Written problem: From the records below, pull each line that has "None".

Provided records:
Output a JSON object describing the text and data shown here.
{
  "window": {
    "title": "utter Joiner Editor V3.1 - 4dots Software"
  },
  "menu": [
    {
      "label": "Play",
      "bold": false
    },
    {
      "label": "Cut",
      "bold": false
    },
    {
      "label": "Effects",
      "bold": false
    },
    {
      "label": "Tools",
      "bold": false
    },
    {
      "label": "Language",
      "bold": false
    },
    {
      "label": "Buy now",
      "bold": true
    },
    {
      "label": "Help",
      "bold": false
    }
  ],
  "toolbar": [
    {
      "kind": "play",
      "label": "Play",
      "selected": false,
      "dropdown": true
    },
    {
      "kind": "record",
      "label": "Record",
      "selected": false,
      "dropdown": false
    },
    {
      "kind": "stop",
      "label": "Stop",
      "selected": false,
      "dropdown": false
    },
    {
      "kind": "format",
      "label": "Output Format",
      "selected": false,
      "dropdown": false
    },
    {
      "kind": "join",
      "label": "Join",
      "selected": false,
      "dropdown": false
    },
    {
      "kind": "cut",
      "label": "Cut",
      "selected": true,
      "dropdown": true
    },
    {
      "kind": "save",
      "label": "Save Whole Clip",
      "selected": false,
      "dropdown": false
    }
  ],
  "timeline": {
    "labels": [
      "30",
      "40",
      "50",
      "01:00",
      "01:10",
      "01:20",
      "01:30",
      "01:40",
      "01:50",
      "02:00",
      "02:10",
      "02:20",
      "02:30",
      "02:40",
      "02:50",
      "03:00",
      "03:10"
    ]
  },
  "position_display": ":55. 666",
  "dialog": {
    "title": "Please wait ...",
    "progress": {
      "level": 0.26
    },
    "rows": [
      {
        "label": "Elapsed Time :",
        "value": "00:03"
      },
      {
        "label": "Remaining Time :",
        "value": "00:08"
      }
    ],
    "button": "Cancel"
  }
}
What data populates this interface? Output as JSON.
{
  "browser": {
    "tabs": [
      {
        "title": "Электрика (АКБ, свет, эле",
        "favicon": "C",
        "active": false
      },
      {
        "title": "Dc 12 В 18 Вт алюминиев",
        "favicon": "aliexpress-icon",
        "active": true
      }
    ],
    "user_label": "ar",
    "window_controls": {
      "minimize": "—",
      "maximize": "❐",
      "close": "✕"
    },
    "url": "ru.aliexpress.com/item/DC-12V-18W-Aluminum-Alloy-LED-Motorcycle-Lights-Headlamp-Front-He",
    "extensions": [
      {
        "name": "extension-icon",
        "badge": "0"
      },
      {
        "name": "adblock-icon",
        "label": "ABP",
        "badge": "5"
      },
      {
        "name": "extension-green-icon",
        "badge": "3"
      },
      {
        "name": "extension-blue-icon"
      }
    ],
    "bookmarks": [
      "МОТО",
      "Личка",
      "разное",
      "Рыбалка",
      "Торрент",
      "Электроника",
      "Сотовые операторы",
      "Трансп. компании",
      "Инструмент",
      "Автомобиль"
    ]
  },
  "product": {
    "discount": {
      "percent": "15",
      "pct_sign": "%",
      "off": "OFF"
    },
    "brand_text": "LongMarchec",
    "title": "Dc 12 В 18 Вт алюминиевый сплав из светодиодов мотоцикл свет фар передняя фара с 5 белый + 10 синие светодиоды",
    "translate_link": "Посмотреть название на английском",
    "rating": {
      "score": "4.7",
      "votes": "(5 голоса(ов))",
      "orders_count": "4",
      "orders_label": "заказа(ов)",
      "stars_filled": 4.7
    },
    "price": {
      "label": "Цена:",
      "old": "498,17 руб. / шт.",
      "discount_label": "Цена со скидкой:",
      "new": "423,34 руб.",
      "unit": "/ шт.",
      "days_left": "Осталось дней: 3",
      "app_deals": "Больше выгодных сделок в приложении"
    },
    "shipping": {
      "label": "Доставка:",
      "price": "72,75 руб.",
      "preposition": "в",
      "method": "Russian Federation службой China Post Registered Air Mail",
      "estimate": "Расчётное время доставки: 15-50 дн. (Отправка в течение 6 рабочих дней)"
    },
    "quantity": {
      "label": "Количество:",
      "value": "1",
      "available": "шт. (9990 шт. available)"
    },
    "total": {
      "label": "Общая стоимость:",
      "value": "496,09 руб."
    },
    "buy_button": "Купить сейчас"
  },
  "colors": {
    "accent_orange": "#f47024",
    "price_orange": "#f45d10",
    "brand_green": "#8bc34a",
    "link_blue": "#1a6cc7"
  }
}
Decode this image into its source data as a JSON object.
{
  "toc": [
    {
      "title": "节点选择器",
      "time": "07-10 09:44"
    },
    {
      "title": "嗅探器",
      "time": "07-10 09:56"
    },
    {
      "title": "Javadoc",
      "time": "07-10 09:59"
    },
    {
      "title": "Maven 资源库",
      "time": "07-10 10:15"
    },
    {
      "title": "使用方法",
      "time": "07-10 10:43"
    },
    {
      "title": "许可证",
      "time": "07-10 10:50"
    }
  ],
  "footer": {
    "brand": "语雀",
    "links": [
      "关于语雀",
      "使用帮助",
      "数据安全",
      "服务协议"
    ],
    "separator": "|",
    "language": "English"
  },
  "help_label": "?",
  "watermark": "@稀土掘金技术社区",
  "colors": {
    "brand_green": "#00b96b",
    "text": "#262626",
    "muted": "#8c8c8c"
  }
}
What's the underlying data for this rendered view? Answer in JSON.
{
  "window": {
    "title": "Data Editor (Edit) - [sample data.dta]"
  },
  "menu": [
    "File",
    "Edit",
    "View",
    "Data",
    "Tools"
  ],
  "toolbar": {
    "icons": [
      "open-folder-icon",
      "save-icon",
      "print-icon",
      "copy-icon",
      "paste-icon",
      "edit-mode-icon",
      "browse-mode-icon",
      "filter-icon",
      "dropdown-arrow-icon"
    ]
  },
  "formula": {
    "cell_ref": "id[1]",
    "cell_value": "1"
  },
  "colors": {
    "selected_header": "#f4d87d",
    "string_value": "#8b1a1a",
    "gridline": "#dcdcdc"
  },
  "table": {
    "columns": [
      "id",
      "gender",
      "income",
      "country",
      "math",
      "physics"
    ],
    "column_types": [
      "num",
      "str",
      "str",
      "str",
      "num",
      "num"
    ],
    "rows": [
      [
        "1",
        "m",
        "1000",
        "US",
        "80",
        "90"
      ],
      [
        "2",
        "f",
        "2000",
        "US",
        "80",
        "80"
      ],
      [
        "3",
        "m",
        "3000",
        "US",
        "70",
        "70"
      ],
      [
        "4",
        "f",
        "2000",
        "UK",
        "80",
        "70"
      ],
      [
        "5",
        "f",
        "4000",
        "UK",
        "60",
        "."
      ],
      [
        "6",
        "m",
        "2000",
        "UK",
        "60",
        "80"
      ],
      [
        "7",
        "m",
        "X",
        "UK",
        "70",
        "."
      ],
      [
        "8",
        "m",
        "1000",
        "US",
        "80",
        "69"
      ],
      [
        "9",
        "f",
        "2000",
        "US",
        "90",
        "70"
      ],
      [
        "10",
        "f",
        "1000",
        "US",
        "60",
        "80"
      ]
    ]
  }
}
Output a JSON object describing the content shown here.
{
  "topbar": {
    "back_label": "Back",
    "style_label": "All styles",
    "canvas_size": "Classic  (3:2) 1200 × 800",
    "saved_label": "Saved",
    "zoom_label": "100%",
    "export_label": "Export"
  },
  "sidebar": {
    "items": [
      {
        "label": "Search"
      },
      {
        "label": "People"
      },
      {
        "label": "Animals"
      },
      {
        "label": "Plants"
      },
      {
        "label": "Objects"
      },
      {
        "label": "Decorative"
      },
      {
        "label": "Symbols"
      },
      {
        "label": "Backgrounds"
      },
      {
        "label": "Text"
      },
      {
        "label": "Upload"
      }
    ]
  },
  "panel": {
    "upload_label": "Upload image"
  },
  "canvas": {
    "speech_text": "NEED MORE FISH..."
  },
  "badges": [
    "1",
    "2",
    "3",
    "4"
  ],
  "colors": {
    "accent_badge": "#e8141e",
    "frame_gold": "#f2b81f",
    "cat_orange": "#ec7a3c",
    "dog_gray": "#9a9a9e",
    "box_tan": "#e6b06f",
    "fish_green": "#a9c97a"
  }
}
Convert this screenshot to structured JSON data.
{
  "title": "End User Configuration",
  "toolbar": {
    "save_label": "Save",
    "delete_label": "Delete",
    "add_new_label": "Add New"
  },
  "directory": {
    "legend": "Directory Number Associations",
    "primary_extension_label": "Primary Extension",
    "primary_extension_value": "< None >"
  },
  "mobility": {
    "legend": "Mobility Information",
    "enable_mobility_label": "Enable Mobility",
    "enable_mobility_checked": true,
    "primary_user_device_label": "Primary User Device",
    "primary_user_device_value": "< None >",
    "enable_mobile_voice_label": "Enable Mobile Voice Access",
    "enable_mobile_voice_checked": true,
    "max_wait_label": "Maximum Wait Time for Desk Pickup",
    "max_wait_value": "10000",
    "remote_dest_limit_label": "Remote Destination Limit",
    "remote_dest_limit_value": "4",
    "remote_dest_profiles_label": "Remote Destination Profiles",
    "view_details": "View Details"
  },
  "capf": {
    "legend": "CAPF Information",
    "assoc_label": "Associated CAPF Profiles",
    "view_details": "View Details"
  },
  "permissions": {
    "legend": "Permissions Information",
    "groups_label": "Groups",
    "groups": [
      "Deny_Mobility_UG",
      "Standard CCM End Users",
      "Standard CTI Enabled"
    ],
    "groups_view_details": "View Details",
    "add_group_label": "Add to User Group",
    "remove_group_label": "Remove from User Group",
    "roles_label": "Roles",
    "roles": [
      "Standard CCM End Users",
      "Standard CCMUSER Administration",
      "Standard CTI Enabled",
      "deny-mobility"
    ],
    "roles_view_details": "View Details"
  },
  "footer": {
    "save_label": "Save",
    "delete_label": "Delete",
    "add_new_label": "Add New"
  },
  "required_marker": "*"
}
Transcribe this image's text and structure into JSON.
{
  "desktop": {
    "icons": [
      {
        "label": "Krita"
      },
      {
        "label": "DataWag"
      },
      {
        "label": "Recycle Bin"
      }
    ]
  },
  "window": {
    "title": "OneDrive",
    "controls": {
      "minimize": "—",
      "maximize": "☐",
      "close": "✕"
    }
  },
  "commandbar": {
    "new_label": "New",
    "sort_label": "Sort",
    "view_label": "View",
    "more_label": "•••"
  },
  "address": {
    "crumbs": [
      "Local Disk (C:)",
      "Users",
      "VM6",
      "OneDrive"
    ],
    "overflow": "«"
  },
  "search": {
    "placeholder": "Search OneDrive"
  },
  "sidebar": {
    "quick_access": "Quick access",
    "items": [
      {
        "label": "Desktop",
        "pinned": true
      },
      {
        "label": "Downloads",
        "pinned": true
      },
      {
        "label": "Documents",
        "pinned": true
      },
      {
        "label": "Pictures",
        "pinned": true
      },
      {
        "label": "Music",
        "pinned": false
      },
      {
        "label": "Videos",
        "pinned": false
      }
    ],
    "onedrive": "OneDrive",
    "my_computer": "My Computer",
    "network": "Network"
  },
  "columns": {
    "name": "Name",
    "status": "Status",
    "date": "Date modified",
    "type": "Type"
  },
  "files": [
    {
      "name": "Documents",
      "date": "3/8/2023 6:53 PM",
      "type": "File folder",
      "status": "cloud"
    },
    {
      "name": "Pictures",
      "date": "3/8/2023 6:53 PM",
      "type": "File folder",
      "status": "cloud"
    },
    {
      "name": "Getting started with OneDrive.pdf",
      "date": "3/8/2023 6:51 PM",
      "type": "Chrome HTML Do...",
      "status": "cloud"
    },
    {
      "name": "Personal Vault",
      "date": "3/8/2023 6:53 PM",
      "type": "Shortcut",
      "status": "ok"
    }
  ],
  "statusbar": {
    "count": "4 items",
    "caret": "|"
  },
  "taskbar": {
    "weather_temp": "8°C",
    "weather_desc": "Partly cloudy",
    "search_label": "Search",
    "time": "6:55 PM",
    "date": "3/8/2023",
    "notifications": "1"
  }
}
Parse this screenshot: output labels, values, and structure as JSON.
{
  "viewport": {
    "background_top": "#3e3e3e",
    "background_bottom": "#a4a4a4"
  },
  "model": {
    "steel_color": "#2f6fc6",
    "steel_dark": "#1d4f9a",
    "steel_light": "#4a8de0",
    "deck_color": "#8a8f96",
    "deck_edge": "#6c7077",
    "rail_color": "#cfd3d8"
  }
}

Task response:
    "primary_extension_value": "< None >"
    "primary_user_device_value": "< None >",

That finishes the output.